▶ Requirement
For the listing below, give the count of lines containing "color", and no other text.
■ ■ ■
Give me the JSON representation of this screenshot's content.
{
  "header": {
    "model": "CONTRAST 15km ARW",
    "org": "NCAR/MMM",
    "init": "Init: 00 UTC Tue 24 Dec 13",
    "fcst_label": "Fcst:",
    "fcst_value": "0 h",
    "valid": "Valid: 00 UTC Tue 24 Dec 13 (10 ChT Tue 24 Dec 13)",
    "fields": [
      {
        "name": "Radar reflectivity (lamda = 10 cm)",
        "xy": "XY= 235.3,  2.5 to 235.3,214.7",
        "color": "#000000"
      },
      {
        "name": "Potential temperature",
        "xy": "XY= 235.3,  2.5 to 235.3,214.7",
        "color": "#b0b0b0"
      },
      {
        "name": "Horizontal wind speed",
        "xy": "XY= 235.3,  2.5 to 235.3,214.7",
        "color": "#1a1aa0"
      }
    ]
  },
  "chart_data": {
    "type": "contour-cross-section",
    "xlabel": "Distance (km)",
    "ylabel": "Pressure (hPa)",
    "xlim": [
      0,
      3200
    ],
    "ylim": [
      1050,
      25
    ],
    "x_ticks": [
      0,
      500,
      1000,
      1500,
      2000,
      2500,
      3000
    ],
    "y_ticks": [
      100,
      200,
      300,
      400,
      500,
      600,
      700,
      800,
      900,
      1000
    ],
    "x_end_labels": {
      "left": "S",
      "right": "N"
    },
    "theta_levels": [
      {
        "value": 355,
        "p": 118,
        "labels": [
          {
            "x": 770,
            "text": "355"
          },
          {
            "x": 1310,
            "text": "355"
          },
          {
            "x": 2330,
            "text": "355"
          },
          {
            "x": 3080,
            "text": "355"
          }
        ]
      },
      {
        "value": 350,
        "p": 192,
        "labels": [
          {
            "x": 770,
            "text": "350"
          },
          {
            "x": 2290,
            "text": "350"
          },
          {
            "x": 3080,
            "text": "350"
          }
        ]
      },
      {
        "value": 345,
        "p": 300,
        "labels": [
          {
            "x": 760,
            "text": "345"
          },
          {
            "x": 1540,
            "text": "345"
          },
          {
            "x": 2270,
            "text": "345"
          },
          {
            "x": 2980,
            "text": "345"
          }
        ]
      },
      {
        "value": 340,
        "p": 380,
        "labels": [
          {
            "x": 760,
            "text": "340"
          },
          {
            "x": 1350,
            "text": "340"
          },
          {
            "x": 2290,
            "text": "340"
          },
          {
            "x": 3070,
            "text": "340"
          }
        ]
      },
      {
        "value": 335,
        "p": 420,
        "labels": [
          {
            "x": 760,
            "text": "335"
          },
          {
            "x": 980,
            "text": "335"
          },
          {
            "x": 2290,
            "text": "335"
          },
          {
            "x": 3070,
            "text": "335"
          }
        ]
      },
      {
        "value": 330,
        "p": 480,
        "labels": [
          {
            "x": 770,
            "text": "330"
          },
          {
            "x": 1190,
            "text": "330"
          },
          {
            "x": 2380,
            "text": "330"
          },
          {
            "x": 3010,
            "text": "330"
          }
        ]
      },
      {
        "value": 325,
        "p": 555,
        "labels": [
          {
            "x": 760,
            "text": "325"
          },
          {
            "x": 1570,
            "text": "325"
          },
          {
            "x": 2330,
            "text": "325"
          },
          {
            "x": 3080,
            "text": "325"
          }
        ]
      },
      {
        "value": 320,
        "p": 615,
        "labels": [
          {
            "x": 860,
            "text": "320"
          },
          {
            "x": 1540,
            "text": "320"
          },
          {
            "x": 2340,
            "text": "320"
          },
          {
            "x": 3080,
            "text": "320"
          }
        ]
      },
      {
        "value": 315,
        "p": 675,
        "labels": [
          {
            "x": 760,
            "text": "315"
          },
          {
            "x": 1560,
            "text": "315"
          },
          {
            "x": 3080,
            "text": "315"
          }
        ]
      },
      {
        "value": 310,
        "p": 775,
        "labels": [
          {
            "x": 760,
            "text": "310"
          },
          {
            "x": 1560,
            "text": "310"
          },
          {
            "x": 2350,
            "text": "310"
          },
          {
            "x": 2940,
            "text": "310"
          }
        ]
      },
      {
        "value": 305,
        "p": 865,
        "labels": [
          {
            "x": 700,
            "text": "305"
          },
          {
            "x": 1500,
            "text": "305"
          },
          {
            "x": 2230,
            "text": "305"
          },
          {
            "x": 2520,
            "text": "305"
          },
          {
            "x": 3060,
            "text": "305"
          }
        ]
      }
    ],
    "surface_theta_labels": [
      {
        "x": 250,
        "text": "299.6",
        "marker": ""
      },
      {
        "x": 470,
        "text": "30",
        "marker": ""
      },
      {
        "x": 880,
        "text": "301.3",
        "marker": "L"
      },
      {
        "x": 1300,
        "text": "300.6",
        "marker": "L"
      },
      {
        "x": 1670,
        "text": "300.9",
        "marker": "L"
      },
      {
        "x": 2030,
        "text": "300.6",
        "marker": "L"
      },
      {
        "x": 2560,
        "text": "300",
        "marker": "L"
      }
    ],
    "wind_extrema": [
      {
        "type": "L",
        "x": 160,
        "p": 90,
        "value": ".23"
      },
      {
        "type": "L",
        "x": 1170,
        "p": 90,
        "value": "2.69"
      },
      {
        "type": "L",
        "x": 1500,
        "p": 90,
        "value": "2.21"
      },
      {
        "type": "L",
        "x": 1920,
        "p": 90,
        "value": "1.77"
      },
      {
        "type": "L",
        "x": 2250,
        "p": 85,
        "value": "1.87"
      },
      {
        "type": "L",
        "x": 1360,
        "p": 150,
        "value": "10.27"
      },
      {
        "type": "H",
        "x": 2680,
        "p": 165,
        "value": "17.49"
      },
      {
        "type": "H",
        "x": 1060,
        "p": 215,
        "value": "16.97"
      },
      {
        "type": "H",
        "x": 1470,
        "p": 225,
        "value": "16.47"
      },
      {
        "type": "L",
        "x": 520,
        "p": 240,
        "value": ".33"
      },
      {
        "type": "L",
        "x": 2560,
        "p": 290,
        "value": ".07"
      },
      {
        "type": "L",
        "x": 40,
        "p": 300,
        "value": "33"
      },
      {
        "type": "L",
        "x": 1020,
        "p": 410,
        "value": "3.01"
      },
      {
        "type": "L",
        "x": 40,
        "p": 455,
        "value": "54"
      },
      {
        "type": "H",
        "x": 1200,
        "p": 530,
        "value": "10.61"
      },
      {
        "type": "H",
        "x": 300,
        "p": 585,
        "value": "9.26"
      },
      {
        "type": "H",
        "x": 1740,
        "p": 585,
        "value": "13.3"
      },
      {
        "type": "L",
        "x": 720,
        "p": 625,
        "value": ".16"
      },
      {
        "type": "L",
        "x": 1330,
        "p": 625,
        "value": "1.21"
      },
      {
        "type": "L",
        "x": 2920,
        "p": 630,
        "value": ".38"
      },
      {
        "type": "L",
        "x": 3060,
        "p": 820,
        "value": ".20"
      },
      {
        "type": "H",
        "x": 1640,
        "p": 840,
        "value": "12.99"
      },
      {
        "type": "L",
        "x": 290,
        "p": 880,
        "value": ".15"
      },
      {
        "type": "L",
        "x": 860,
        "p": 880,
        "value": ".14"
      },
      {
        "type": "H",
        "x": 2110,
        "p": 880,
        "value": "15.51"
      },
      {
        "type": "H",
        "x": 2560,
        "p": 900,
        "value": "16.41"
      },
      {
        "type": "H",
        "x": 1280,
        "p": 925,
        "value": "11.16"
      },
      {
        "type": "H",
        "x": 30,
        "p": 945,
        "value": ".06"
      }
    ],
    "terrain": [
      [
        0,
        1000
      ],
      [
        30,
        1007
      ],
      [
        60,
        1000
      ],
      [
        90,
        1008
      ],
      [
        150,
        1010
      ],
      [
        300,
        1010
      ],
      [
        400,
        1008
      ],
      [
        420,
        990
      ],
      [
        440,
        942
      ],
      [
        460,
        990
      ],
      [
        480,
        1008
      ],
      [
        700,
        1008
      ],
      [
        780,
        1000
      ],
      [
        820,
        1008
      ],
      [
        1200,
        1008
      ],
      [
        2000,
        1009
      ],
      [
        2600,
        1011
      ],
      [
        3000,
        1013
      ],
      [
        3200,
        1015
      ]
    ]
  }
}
■ ■ ■
▶ Problem solution
3